Exercise goal = Restate the data below word for word. Skip any images it contains.

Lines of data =

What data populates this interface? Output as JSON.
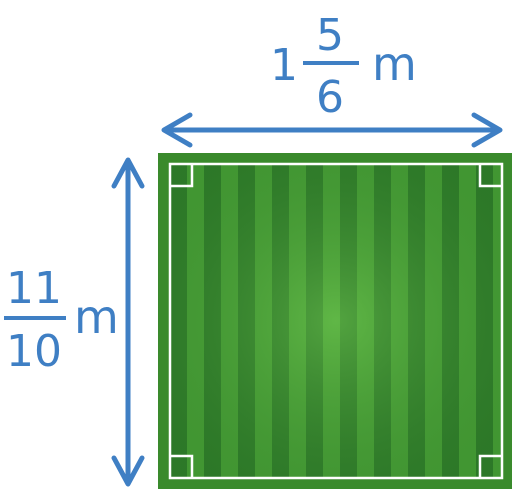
{
  "width_label": {
    "whole": "1",
    "numerator": "5",
    "denominator": "6",
    "unit": "m"
  },
  "height_label": {
    "numerator": "11",
    "denominator": "10",
    "unit": "m"
  },
  "colors": {
    "dimension": "#3f7fc4",
    "field_border": "#3a8a2c",
    "stripe_dark": "#2f7d2a",
    "stripe_light": "#4ea63a",
    "field_lines": "#ffffff"
  },
  "icons": {
    "width_arrow": "double-headed-horizontal-arrow",
    "height_arrow": "double-headed-vertical-arrow",
    "right_angle_marks": "right-angle-square-marks"
  }
}
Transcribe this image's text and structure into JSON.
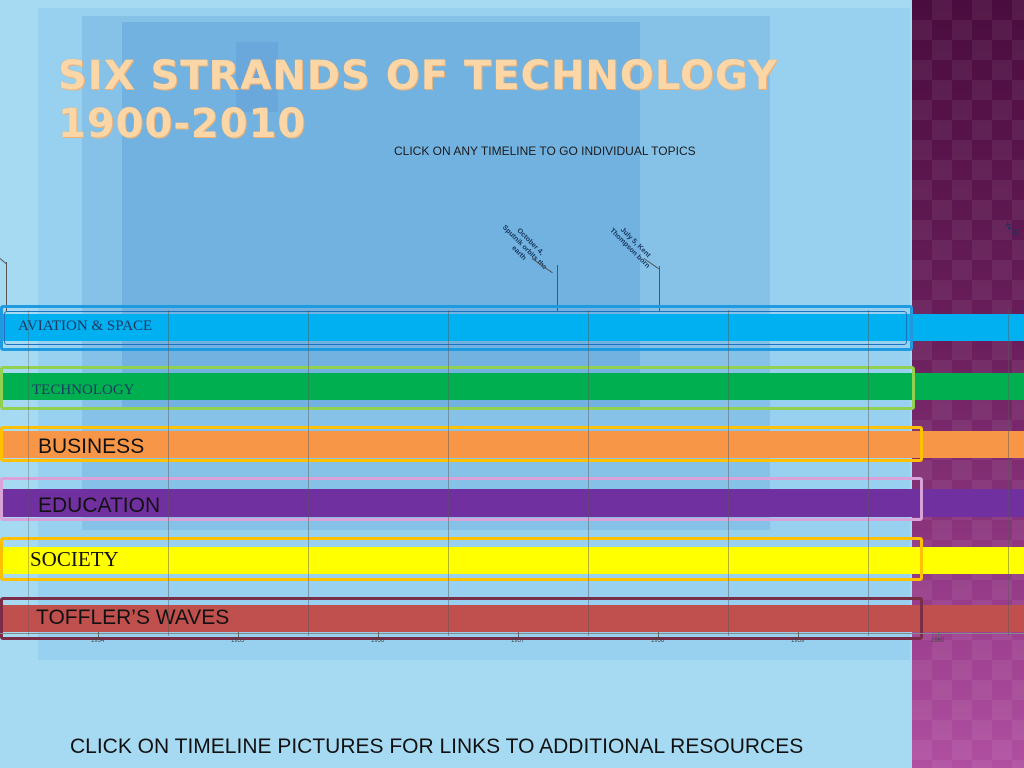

Task response =
What data populates this interface? Output as JSON.
{
  "width_label": {
    "whole": "1",
    "numerator": "5",
    "denominator": "6",
    "unit": "m"
  },
  "height_label": {
    "numerator": "11",
    "denominator": "10",
    "unit": "m"
  },
  "colors": {
    "dimension": "#3f7fc4",
    "field_border": "#3a8a2c",
    "stripe_dark": "#2f7d2a",
    "stripe_light": "#4ea63a",
    "field_lines": "#ffffff"
  },
  "icons": {
    "width_arrow": "double-headed-horizontal-arrow",
    "height_arrow": "double-headed-vertical-arrow",
    "right_angle_marks": "right-angle-square-marks"
  }
}
Transcribe this image's text and structure into JSON.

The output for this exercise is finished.